Task: Extract each line bearing the word "this".

Data excerpts
[Begin]
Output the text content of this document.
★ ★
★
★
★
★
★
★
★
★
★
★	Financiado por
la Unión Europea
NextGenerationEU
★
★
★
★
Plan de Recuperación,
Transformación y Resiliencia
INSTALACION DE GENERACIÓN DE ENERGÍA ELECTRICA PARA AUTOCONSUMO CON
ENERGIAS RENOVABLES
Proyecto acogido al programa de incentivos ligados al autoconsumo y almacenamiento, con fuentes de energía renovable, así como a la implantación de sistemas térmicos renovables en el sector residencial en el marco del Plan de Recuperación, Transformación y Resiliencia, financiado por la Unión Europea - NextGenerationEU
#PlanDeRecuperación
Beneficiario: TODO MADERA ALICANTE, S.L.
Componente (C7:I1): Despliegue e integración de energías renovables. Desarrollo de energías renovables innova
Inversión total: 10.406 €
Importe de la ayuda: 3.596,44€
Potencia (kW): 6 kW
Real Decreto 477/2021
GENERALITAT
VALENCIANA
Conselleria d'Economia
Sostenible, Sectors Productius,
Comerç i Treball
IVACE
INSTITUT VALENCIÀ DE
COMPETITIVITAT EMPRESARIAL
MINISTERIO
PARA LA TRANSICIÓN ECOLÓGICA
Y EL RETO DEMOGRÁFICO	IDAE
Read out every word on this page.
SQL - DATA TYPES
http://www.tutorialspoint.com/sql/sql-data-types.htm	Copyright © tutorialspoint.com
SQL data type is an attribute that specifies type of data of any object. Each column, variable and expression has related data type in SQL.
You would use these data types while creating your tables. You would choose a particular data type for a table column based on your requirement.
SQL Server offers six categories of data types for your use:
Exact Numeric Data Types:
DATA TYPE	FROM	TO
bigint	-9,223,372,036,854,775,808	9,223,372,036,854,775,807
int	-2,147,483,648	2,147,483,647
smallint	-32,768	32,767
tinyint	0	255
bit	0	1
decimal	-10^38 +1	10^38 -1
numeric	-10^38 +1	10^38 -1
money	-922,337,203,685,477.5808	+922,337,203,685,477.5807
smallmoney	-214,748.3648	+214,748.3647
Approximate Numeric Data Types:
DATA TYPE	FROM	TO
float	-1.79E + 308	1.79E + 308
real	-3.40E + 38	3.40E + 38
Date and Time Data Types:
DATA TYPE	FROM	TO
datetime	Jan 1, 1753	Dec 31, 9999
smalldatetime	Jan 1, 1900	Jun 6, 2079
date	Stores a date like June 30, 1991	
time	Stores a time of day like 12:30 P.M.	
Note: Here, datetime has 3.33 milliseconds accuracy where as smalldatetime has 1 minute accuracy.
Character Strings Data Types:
[End]
Exercise answer:
Output the text content of this document.
Read out every word on this page.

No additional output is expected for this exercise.